* **Task directions**
Go through the material below and copy all lines with "values".
━━━ Material to process ━━━
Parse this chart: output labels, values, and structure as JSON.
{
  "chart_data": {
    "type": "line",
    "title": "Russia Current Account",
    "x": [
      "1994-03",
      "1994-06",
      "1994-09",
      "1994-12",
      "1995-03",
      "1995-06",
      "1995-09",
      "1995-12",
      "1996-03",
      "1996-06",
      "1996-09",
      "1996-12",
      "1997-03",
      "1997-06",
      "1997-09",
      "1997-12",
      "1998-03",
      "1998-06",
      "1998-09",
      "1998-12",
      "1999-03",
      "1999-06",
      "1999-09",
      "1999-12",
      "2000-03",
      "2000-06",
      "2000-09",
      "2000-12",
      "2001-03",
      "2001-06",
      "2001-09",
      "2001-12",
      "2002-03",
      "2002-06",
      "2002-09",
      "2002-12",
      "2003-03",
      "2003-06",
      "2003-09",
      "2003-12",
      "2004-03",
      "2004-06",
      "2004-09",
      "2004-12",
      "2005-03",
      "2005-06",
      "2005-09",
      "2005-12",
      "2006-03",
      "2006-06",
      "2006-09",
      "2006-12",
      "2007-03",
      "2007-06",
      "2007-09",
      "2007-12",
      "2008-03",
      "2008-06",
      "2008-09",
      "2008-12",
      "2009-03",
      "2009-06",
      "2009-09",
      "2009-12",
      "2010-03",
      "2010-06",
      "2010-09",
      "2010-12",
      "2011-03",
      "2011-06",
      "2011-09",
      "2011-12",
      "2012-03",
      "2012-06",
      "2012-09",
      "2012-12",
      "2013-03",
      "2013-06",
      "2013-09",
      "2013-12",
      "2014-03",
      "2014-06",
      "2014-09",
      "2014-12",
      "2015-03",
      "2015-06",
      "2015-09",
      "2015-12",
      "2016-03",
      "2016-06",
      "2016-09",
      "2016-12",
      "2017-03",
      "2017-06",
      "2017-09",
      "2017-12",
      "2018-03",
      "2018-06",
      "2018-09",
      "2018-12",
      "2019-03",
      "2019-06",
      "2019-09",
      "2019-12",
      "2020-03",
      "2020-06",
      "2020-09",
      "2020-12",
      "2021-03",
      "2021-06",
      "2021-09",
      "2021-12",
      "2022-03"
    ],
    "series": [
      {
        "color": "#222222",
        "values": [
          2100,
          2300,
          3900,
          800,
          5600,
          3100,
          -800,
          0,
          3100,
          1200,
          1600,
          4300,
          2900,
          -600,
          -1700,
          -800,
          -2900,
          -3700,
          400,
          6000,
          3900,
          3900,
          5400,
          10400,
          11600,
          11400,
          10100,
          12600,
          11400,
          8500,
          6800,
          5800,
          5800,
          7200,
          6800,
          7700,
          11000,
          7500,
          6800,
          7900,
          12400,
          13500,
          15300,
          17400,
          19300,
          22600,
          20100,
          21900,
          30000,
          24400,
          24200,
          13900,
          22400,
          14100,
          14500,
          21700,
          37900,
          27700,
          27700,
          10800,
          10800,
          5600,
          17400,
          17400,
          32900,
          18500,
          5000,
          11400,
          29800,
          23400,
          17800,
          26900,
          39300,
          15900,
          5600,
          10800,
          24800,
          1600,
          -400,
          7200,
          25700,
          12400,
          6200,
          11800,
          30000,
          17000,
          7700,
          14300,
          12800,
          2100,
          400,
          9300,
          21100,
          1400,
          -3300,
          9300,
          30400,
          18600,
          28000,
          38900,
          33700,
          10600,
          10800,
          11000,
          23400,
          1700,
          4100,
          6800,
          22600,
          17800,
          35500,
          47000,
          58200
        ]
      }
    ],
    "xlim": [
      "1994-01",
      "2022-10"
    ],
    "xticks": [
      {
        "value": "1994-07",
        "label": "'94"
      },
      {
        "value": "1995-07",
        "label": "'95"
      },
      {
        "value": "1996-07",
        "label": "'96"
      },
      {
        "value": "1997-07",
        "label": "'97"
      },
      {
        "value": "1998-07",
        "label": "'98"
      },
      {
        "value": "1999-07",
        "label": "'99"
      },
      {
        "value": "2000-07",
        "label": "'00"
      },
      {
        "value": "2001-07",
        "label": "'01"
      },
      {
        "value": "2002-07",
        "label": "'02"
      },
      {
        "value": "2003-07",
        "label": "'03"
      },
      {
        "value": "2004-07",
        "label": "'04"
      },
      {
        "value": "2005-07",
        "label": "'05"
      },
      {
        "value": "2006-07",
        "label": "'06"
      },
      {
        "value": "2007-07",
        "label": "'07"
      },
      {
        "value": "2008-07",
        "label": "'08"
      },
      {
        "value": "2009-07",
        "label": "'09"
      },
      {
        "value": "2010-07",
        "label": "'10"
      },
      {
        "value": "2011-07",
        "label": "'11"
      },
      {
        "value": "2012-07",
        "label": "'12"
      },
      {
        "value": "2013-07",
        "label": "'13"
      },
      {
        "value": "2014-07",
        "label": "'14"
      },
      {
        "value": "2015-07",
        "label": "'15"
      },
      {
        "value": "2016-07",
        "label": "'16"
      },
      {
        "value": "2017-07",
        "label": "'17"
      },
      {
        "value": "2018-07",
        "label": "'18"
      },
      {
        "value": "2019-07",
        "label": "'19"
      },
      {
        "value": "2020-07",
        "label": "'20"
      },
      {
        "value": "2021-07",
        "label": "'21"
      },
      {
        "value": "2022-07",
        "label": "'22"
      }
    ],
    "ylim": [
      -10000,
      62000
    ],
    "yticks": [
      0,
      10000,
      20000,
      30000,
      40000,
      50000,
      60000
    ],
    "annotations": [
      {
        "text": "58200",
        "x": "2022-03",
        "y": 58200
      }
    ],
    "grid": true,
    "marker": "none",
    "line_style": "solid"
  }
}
━━━
* **Answer to this exercise**
Parse this chart: output labels, values, and structure as JSON.
        "values": [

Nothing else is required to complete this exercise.